→ Job
Copy each line holding the string "monthly".

→ Data records
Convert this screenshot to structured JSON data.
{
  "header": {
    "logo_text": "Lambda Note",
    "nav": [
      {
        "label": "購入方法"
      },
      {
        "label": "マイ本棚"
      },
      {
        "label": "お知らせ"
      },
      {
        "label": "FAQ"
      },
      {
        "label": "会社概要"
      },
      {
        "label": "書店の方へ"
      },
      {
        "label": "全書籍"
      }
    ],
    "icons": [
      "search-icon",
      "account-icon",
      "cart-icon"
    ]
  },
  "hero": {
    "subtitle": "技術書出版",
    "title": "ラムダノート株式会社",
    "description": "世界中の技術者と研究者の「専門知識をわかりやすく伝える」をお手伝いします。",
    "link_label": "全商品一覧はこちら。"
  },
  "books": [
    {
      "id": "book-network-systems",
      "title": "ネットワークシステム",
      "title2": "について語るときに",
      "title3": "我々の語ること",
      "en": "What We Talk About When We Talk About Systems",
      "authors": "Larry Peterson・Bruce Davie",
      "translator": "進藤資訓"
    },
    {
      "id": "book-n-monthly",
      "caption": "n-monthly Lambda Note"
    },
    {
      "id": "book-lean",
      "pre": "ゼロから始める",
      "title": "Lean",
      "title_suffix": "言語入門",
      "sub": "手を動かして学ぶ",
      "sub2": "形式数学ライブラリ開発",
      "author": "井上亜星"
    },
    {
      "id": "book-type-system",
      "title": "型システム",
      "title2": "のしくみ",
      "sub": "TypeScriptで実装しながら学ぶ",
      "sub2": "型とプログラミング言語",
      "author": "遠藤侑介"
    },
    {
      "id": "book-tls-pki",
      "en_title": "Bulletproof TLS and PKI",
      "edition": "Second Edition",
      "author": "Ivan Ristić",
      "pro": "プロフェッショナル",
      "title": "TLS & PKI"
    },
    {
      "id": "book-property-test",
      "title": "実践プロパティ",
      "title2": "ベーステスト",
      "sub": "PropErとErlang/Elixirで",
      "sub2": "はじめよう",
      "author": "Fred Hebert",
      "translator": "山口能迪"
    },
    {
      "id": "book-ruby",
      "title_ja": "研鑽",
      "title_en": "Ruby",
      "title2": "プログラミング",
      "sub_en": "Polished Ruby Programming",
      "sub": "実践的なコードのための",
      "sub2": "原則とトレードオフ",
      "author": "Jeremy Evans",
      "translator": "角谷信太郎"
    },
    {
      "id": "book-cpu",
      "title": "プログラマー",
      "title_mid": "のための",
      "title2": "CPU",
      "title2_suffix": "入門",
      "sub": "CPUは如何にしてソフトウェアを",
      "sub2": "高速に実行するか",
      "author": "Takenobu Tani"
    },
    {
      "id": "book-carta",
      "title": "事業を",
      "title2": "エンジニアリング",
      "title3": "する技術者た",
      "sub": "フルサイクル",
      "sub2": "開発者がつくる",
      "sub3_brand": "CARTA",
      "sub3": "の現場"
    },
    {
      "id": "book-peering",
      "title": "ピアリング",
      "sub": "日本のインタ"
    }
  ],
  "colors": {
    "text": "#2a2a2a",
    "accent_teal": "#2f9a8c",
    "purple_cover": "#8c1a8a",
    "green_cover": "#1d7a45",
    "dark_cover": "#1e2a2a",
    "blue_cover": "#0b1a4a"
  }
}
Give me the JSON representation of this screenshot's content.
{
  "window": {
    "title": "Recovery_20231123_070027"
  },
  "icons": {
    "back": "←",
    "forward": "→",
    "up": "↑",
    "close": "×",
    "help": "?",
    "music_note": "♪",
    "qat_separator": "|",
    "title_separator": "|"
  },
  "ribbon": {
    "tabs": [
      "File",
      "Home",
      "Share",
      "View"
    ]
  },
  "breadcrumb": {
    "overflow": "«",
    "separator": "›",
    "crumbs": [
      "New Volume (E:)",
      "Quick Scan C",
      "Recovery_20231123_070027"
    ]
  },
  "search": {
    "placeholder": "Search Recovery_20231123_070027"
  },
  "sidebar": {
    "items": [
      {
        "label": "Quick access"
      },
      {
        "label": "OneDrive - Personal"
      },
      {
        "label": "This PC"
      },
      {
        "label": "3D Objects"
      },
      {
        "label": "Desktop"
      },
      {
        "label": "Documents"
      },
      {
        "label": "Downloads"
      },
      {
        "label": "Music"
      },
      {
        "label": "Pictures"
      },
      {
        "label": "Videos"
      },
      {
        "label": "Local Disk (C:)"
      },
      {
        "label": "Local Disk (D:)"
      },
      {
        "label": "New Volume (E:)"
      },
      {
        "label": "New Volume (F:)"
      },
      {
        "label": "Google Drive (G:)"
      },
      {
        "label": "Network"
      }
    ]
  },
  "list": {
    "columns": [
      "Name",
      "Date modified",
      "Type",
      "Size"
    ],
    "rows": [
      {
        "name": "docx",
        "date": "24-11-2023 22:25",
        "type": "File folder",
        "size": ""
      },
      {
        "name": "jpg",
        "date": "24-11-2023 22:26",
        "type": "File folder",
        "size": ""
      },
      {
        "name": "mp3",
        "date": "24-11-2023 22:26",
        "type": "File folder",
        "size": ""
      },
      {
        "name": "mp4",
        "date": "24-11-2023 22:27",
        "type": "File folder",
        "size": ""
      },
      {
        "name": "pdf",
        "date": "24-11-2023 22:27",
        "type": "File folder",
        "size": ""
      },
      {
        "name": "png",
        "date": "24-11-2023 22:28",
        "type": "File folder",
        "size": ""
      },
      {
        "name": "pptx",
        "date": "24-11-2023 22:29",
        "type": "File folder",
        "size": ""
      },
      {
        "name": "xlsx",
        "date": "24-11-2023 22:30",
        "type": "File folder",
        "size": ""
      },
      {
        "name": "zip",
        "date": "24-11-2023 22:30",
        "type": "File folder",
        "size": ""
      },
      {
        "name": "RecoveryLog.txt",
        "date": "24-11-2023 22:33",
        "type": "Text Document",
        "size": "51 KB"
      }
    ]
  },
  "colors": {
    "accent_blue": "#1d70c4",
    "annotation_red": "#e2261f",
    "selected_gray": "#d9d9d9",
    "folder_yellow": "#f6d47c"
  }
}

→ Expected output
      "id": "book-n-monthly",
      "caption": "n-monthly Lambda Note"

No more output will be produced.